* **TASK TO CARRY OUT**: Retype all material exactly. Pictures stay out of the copy.

*** DATA SUPPLIED ***

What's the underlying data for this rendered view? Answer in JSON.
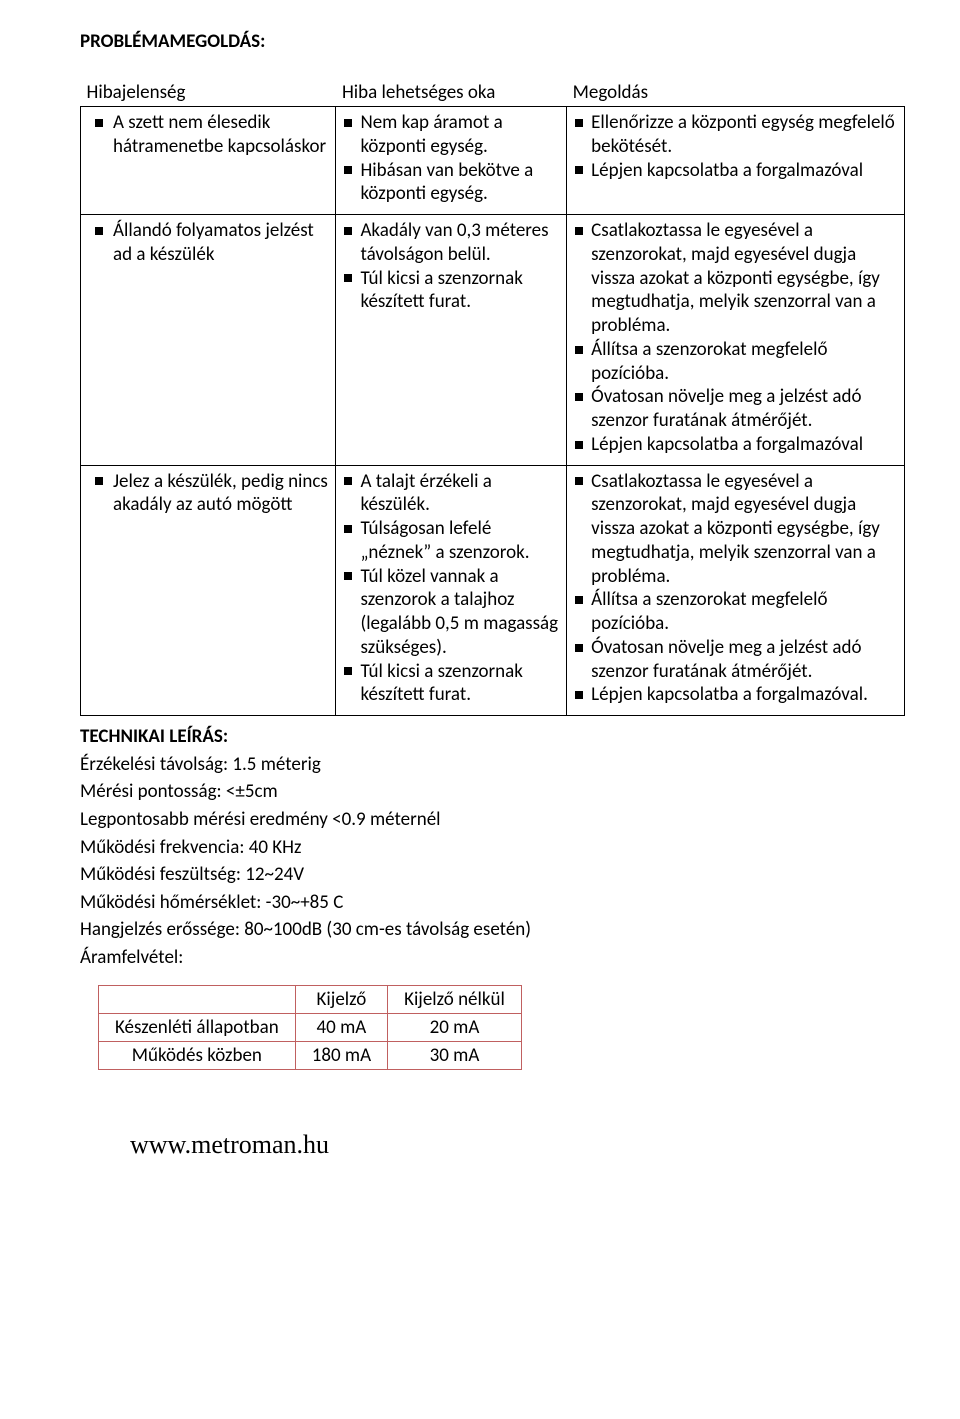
{
  "headings": {
    "problem_solving": "PROBLÉMAMEGOLDÁS:",
    "technical": "TECHNIKAI LEÍRÁS:"
  },
  "troubleshoot": {
    "columns": [
      "Hibajelenség",
      "Hiba lehetséges oka",
      "Megoldás"
    ],
    "rows": [
      {
        "symptom": "A szett nem élesedik hátramenetbe kapcsoláskor",
        "causes": [
          "Nem kap áramot a központi egység.",
          "Hibásan van bekötve a központi egység."
        ],
        "solutions": [
          "Ellenőrizze a központi egység megfelelő bekötését.",
          "Lépjen kapcsolatba a forgalmazóval"
        ]
      },
      {
        "symptom": "Állandó folyamatos jelzést ad a készülék",
        "causes": [
          "Akadály van 0,3 méteres távolságon belül.",
          "Túl kicsi a szenzornak készített furat."
        ],
        "solutions": [
          "Csatlakoztassa le egyesével a szenzorokat, majd egyesével dugja vissza azokat a központi egységbe, így megtudhatja, melyik szenzorral van a probléma.",
          "Állítsa a szenzorokat megfelelő pozícióba.",
          "Óvatosan növelje meg a jelzést adó szenzor furatának átmérőjét.",
          "Lépjen kapcsolatba a forgalmazóval"
        ]
      },
      {
        "symptom": "Jelez a készülék, pedig nincs akadály az autó mögött",
        "causes": [
          "A talajt érzékeli a készülék.",
          "Túlságosan lefelé „néznek” a szenzorok.",
          "Túl közel vannak a szenzorok a talajhoz (legalább 0,5 m magasság szükséges).",
          "Túl kicsi a szenzornak készített furat."
        ],
        "solutions": [
          "Csatlakoztassa le egyesével a szenzorokat, majd egyesével dugja vissza azokat a központi egységbe, így megtudhatja, melyik szenzorral van a probléma.",
          "Állítsa a szenzorokat megfelelő pozícióba.",
          "Óvatosan növelje meg a jelzést adó szenzor furatának átmérőjét.",
          "Lépjen kapcsolatba a forgalmazóval."
        ]
      }
    ]
  },
  "tech": {
    "lines": [
      "Érzékelési távolság: 1.5 méterig",
      "Mérési pontosság: <±5cm",
      "Legpontosabb mérési eredmény <0.9 méternél",
      "Működési frekvencia: 40 KHz",
      "Működési feszültség: 12~24V",
      "Működési hőmérséklet: -30~+85 C",
      "Hangjelzés erőssége: 80~100dB (30 cm-es távolság esetén)",
      "Áramfelvétel:"
    ]
  },
  "power_table": {
    "border_color": "#c06060",
    "columns": [
      "",
      "Kijelző",
      "Kijelző nélkül"
    ],
    "rows": [
      [
        "Készenléti állapotban",
        "40 mA",
        "20 mA"
      ],
      [
        "Működés közben",
        "180 mA",
        "30 mA"
      ]
    ]
  },
  "footer": "www.metroman.hu"
}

***

* **EXERCISE OUTPUT**:
What's the underlying data for this rendered view? Answer in JSON.
{
  "headings": {
    "problem_solving": "PROBLÉMAMEGOLDÁS:",
    "technical": "TECHNIKAI LEÍRÁS:"
  },
  "troubleshoot": {
    "columns": [
      "Hibajelenség",
      "Hiba lehetséges oka",
      "Megoldás"
    ],
    "rows": [
      {
        "symptom": "A szett nem élesedik hátramenetbe kapcsoláskor",
        "causes": [
          "Nem kap áramot a központi egység.",
          "Hibásan van bekötve a központi egység."
        ],
        "solutions": [
          "Ellenőrizze a központi egység megfelelő bekötését.",
          "Lépjen kapcsolatba a forgalmazóval"
        ]
      },
      {
        "symptom": "Állandó folyamatos jelzést ad a készülék",
        "causes": [
          "Akadály van 0,3 méteres távolságon belül.",
          "Túl kicsi a szenzornak készített furat."
        ],
        "solutions": [
          "Csatlakoztassa le egyesével a szenzorokat, majd egyesével dugja vissza azokat a központi egységbe, így megtudhatja, melyik szenzorral van a probléma.",
          "Állítsa a szenzorokat megfelelő pozícióba.",
          "Óvatosan növelje meg a jelzést adó szenzor furatának átmérőjét.",
          "Lépjen kapcsolatba a forgalmazóval"
        ]
      },
      {
        "symptom": "Jelez a készülék, pedig nincs akadály az autó mögött",
        "causes": [
          "A talajt érzékeli a készülék.",
          "Túlságosan lefelé „néznek” a szenzorok.",
          "Túl közel vannak a szenzorok a talajhoz (legalább 0,5 m magasság szükséges).",
          "Túl kicsi a szenzornak készített furat."
        ],
        "solutions": [
          "Csatlakoztassa le egyesével a szenzorokat, majd egyesével dugja vissza azokat a központi egységbe, így megtudhatja, melyik szenzorral van a probléma.",
          "Állítsa a szenzorokat megfelelő pozícióba.",
          "Óvatosan növelje meg a jelzést adó szenzor furatának átmérőjét.",
          "Lépjen kapcsolatba a forgalmazóval."
        ]
      }
    ]
  },
  "tech": {
    "lines": [
      "Érzékelési távolság: 1.5 méterig",
      "Mérési pontosság: <±5cm",
      "Legpontosabb mérési eredmény <0.9 méternél",
      "Működési frekvencia: 40 KHz",
      "Működési feszültség: 12~24V",
      "Működési hőmérséklet: -30~+85 C",
      "Hangjelzés erőssége: 80~100dB (30 cm-es távolság esetén)",
      "Áramfelvétel:"
    ]
  },
  "power_table": {
    "border_color": "#c06060",
    "columns": [
      "",
      "Kijelző",
      "Kijelző nélkül"
    ],
    "rows": [
      [
        "Készenléti állapotban",
        "40 mA",
        "20 mA"
      ],
      [
        "Működés közben",
        "180 mA",
        "30 mA"
      ]
    ]
  },
  "footer": "www.metroman.hu"
}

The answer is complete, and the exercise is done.